[What is asked]
You are to retype all of the data exactly as it appears.
-- START Records supplied --
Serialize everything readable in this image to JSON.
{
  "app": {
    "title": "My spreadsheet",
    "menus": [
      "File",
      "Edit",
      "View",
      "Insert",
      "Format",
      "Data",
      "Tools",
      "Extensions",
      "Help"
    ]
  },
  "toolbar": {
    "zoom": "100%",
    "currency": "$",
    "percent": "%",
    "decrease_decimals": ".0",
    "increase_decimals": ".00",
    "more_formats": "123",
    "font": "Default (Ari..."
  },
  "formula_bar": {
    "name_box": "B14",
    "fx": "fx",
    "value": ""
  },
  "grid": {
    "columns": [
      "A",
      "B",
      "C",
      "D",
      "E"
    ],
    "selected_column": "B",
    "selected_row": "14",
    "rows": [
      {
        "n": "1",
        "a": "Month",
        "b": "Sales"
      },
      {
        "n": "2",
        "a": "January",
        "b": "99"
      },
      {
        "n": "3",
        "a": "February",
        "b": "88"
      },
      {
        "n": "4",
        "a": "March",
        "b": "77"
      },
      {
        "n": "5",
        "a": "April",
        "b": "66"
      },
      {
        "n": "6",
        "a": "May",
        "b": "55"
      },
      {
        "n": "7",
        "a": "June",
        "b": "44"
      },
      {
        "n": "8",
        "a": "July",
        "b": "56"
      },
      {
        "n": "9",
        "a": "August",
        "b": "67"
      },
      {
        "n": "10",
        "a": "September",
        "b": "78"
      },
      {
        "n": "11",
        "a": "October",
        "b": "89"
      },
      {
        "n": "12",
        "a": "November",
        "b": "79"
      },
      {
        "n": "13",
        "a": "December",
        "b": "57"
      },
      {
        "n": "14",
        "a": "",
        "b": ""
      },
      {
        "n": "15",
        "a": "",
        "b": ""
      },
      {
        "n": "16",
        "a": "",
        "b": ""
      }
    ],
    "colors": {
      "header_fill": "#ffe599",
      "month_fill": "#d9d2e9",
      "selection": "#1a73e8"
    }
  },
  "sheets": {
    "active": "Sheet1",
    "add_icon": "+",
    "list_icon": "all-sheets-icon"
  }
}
-- END Records supplied --
[Right answer]
Serialize everything readable in this image to JSON.
{
  "app": {
    "title": "My spreadsheet",
    "menus": [
      "File",
      "Edit",
      "View",
      "Insert",
      "Format",
      "Data",
      "Tools",
      "Extensions",
      "Help"
    ]
  },
  "toolbar": {
    "zoom": "100%",
    "currency": "$",
    "percent": "%",
    "decrease_decimals": ".0",
    "increase_decimals": ".00",
    "more_formats": "123",
    "font": "Default (Ari..."
  },
  "formula_bar": {
    "name_box": "B14",
    "fx": "fx",
    "value": ""
  },
  "grid": {
    "columns": [
      "A",
      "B",
      "C",
      "D",
      "E"
    ],
    "selected_column": "B",
    "selected_row": "14",
    "rows": [
      {
        "n": "1",
        "a": "Month",
        "b": "Sales"
      },
      {
        "n": "2",
        "a": "January",
        "b": "99"
      },
      {
        "n": "3",
        "a": "February",
        "b": "88"
      },
      {
        "n": "4",
        "a": "March",
        "b": "77"
      },
      {
        "n": "5",
        "a": "April",
        "b": "66"
      },
      {
        "n": "6",
        "a": "May",
        "b": "55"
      },
      {
        "n": "7",
        "a": "June",
        "b": "44"
      },
      {
        "n": "8",
        "a": "July",
        "b": "56"
      },
      {
        "n": "9",
        "a": "August",
        "b": "67"
      },
      {
        "n": "10",
        "a": "September",
        "b": "78"
      },
      {
        "n": "11",
        "a": "October",
        "b": "89"
      },
      {
        "n": "12",
        "a": "November",
        "b": "79"
      },
      {
        "n": "13",
        "a": "December",
        "b": "57"
      },
      {
        "n": "14",
        "a": "",
        "b": ""
      },
      {
        "n": "15",
        "a": "",
        "b": ""
      },
      {
        "n": "16",
        "a": "",
        "b": ""
      }
    ],
    "colors": {
      "header_fill": "#ffe599",
      "month_fill": "#d9d2e9",
      "selection": "#1a73e8"
    }
  },
  "sheets": {
    "active": "Sheet1",
    "add_icon": "+",
    "list_icon": "all-sheets-icon"
  }
}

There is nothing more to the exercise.